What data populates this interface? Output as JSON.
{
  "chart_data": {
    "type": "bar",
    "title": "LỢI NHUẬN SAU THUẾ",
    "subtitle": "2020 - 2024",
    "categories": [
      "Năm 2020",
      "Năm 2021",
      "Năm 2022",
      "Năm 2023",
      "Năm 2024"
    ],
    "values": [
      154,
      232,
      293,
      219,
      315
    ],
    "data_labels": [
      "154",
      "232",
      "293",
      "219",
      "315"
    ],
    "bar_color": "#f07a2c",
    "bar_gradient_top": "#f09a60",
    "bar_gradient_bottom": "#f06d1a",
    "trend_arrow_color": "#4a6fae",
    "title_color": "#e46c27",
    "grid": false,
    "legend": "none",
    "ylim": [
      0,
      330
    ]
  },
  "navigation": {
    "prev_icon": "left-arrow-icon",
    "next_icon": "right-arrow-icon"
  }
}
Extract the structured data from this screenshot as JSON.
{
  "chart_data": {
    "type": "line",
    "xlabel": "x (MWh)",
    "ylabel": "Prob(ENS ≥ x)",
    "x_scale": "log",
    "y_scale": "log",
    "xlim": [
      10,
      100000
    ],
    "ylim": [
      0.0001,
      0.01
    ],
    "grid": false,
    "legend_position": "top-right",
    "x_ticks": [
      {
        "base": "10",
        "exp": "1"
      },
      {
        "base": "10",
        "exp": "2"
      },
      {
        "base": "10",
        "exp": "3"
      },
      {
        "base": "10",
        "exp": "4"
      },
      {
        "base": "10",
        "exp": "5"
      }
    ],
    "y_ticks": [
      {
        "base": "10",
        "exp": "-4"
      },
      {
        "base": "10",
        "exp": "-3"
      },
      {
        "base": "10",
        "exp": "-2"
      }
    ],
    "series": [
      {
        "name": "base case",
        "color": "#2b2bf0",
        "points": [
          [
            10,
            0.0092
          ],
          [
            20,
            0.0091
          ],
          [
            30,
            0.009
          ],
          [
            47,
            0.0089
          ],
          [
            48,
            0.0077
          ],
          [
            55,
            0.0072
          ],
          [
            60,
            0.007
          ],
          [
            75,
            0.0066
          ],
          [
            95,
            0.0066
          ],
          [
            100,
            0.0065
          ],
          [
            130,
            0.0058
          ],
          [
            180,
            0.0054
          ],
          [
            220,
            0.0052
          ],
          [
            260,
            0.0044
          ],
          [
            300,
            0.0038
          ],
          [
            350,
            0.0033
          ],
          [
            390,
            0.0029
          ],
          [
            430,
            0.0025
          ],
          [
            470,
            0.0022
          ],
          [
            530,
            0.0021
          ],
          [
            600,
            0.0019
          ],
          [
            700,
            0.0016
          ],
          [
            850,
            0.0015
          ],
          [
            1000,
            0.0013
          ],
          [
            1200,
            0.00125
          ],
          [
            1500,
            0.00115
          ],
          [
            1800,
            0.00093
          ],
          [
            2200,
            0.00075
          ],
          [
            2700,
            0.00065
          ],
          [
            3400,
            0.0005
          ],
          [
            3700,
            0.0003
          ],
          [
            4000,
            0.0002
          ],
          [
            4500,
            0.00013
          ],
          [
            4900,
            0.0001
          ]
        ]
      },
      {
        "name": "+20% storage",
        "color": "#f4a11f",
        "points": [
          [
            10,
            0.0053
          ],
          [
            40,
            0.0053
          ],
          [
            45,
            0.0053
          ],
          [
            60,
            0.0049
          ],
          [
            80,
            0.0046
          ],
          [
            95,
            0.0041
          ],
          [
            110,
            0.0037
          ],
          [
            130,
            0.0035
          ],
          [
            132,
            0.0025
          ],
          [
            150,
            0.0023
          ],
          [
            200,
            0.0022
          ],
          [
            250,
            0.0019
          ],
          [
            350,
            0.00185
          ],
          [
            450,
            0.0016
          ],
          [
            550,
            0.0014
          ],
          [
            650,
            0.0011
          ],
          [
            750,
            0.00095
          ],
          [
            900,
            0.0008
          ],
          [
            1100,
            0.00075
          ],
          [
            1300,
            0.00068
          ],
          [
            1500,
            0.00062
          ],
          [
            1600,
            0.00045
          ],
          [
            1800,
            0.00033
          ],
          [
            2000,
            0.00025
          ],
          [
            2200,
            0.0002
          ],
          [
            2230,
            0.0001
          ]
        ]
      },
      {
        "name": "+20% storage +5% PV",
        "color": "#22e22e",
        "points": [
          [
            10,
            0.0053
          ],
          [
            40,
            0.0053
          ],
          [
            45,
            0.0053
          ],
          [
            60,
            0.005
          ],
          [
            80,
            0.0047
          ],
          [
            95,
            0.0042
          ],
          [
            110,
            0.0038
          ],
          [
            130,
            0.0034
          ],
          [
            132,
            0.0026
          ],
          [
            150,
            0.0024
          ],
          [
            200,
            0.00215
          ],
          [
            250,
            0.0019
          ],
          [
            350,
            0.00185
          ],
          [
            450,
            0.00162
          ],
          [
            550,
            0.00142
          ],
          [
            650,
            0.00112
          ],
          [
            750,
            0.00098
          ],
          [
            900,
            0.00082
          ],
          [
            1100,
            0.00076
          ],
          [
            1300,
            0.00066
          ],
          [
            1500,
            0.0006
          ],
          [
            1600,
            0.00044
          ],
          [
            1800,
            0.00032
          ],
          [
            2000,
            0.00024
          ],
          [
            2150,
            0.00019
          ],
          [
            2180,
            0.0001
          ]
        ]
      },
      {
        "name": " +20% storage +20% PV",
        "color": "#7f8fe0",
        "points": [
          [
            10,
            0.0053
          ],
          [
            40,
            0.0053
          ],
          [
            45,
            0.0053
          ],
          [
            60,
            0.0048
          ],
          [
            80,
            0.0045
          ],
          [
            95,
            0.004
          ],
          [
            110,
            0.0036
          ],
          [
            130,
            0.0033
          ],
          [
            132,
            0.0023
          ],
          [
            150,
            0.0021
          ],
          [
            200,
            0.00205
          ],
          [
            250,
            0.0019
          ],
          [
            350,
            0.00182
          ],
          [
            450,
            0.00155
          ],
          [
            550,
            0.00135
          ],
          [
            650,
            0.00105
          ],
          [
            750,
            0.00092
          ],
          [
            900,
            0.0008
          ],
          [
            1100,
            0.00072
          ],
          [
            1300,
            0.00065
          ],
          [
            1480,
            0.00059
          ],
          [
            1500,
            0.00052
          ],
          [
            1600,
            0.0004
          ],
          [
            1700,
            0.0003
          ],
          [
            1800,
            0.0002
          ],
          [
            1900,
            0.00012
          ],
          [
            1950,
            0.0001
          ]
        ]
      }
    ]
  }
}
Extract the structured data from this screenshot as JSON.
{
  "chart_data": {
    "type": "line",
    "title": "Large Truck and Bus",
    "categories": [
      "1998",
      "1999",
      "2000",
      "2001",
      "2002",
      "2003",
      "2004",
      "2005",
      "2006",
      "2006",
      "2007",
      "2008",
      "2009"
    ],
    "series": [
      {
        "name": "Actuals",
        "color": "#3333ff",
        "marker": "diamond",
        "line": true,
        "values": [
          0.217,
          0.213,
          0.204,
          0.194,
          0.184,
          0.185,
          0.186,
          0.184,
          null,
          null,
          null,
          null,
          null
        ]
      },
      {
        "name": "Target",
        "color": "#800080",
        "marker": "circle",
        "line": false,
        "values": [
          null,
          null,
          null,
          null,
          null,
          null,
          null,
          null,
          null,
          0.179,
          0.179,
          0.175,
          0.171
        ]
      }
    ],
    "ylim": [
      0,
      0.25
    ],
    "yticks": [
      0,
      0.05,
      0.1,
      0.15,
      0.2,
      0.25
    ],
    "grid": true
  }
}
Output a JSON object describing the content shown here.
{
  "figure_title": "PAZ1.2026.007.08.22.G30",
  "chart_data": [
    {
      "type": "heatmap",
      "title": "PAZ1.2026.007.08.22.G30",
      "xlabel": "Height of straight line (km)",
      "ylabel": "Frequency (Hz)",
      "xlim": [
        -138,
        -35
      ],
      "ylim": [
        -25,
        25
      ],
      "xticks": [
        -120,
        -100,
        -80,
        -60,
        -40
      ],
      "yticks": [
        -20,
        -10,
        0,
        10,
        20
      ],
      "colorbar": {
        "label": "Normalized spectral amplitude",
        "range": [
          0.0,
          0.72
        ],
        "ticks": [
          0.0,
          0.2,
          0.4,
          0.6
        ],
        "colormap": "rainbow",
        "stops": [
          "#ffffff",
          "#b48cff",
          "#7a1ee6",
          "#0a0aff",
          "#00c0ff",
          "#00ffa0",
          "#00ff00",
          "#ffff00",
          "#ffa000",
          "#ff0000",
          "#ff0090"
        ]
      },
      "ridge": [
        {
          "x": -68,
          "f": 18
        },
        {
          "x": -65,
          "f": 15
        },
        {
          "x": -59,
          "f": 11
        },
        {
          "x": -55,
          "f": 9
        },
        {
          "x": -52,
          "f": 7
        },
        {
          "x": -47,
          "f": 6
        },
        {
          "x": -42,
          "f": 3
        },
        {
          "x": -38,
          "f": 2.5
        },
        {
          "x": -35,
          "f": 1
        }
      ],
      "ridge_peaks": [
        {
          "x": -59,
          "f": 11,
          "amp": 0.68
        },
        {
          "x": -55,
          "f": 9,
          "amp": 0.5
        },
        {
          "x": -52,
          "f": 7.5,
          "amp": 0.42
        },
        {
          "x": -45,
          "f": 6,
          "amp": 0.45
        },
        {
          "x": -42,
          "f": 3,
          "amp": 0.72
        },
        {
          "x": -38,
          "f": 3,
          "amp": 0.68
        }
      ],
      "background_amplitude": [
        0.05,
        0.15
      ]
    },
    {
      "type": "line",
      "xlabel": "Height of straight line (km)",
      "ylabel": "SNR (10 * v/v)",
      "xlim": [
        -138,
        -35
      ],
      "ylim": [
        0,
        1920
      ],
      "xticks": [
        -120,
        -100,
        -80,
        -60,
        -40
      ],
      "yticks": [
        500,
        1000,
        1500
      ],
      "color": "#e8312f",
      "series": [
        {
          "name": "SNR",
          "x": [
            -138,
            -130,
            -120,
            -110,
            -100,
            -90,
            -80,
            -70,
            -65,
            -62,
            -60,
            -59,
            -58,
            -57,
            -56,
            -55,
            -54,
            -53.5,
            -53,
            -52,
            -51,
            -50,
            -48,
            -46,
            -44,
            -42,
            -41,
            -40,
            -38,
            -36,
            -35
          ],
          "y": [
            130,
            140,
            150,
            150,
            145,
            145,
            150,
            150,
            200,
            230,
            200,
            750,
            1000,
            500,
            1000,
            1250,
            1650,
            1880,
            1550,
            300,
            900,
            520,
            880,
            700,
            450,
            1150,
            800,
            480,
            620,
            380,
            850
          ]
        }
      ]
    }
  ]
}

> **Exercise objective**: State the number of lines in the records that include "icon", and write nothing else.

> **Task solution**: 2